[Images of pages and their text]
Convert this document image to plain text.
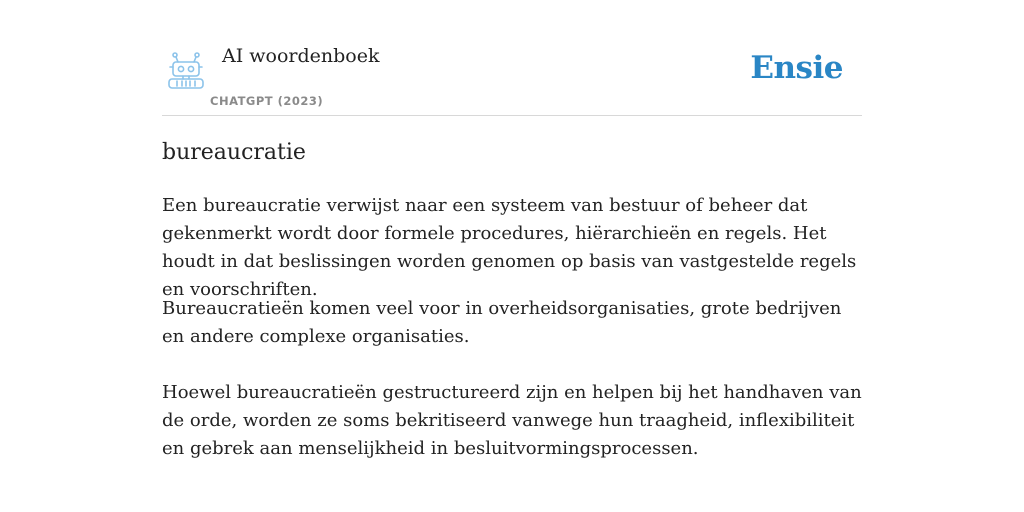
AI woordenboek
CHATGPT (2023)
Ensie
bureaucratie

Een bureaucratie verwijst naar een systeem van bestuur of beheer dat gekenmerkt wordt door formele procedures, hiërarchieën en regels. Het houdt in dat beslissingen worden genomen op basis van vastgestelde regels en voorschriften.

Bureaucratieën komen veel voor in overheidsorganisaties, grote bedrijven en andere complexe organisaties.

Hoewel bureaucratieën gestructureerd zijn en helpen bij het handhaven van de orde, worden ze soms bekritiseerd vanwege hun traagheid, inflexibiliteit en gebrek aan menselijkheid in besluitvormingsprocessen.
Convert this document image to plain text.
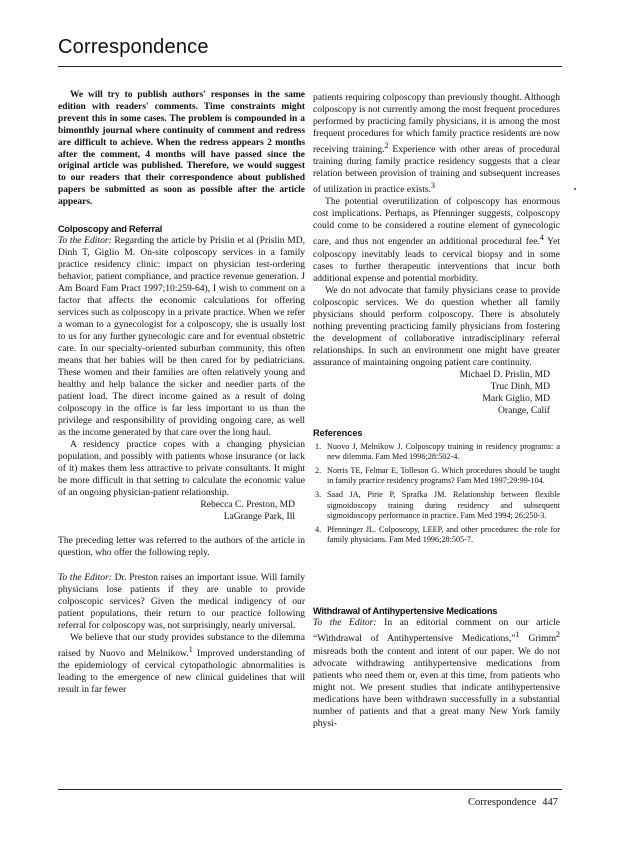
Correspondence

We will try to publish authors' responses in the same edition with readers' comments. Time constraints might prevent this in some cases. The problem is compounded in a bimonthly journal where continuity of comment and redress are difficult to achieve. When the redress appears 2 months after the comment, 4 months will have passed since the original article was published. Therefore, we would suggest to our readers that their correspondence about published papers be submitted as soon as possible after the article appears.

Colposcopy and Referral

To the Editor: Regarding the article by Prislin et al (Prislin MD, Dinh T, Giglio M. On-site colposcopy services in a family practice residency clinic: impact on physician test-ordering behavior, patient compliance, and practice revenue generation. J Am Board Fam Pract 1997;10:259-64), I wish to comment on a factor that affects the economic calculations for offering services such as colposcopy in a private practice. When we refer a woman to a gynecologist for a colposcopy, she is usually lost to us for any further gynecologic care and for eventual obstetric care. In our specialty-oriented suburban community, this often means that her babies will be then cared for by pediatricians. These women and their families are often relatively young and healthy and help balance the sicker and needier parts of the patient load. The direct income gained as a result of doing colposcopy in the office is far less important to us than the privilege and responsibility of providing ongoing care, as well as the income generated by that care over the long haul.

A residency practice copes with a changing physician population, and possibly with patients whose insurance (or lack of it) makes them less attractive to private consultants. It might be more difficult in that setting to calculate the economic value of an ongoing physician-patient relationship.

Rebecca C. Preston, MD
LaGrange Park, Ill

The preceding letter was referred to the authors of the article in question, who offer the following reply.

To the Editor: Dr. Preston raises an important issue. Will family physicians lose patients if they are unable to provide colposcopic services? Given the medical indigency of our patient populations, their return to our practice following referral for colposcopy was, not surprisingly, nearly universal.

We believe that our study provides substance to the dilemma raised by Nuovo and Melnikow.$^1$ Improved understanding of the epidemiology of cervical cytopathologic abnormalities is leading to the emergence of new clinical guidelines that will result in far fewer

patients requiring colposcopy than previously thought. Although colposcopy is not currently among the most frequent procedures performed by practicing family physicians, it is among the most frequent procedures for which family practice residents are now receiving training.$^2$ Experience with other areas of procedural training during family practice residency suggests that a clear relation between provision of training and subsequent increases of utilization in practice exists.$^3$

The potential overutilization of colposcopy has enormous cost implications. Perhaps, as Pfenninger suggests, colposcopy could come to be considered a routine element of gynecologic care, and thus not engender an additional procedural fee.$^4$ Yet colposcopy inevitably leads to cervical biopsy and in some cases to further therapeutic interventions that incur both additional expense and potential morbidity.

We do not advocate that family physicians cease to provide colposcopic services. We do question whether all family physicians should perform colposcopy. There is absolutely nothing preventing practicing family physicians from fostering the development of collaborative intradisciplinary referral relationships. In such an environment one might have greater assurance of maintaining ongoing patient care continuity.

Michael D. Prislin, MD
Truc Dinh, MD
Mark Giglio, MD
Orange, Calif
References
1. Nuovo J, Melnikow J. Colposcopy training in residency programs: a new dilemma. Fam Med 1996;28:502-4.
2. Norris TE, Felmar E, Tolleson G. Which procedures should be taught in family practice residency programs? Fam Med 1997;29:99-104.
3. Saad JA, Pirie P, Sprafka JM. Relationship between flexible sigmoidoscopy training during residency and subsequent sigmoidoscopy performance in practice. Fam Med 1994; 26;250-3.
4. Pfenninger JL. Colposcopy, LEEP, and other procedures: the role for family physicians. Fam Med 1996;28:505-7.
Withdrawal of Antihypertensive Medications

To the Editor: In an editorial comment on our article “Withdrawal of Antihypertensive Medications,”$^1$ Grimm$^2$ misreads both the content and intent of our paper. We do not advocate withdrawing antihypertensive medications from patients who need them or, even at this time, from patients who might not. We present studies that indicate antihypertensive medications have been withdrawn successfully in a substantial number of patients and that a great many New York family physi-

Correspondence 447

- _Work required_
Go through the records and gather the lines that hold "Antihypertensive".

- _Response box_
Withdrawal of Antihypertensive Medications
To the Editor: In an editorial comment on our article “Withdrawal of Antihypertensive Medications,”$^1$ Grimm$^2$ misreads both the content and intent of our paper. We do not advocate withdrawing antihypertensive medications from patients who need them or, even at this time, from patients who might not. We present studies that indicate antihypertensive medications have been withdrawn successfully in a substantial number of patients and that a great many New York family physi-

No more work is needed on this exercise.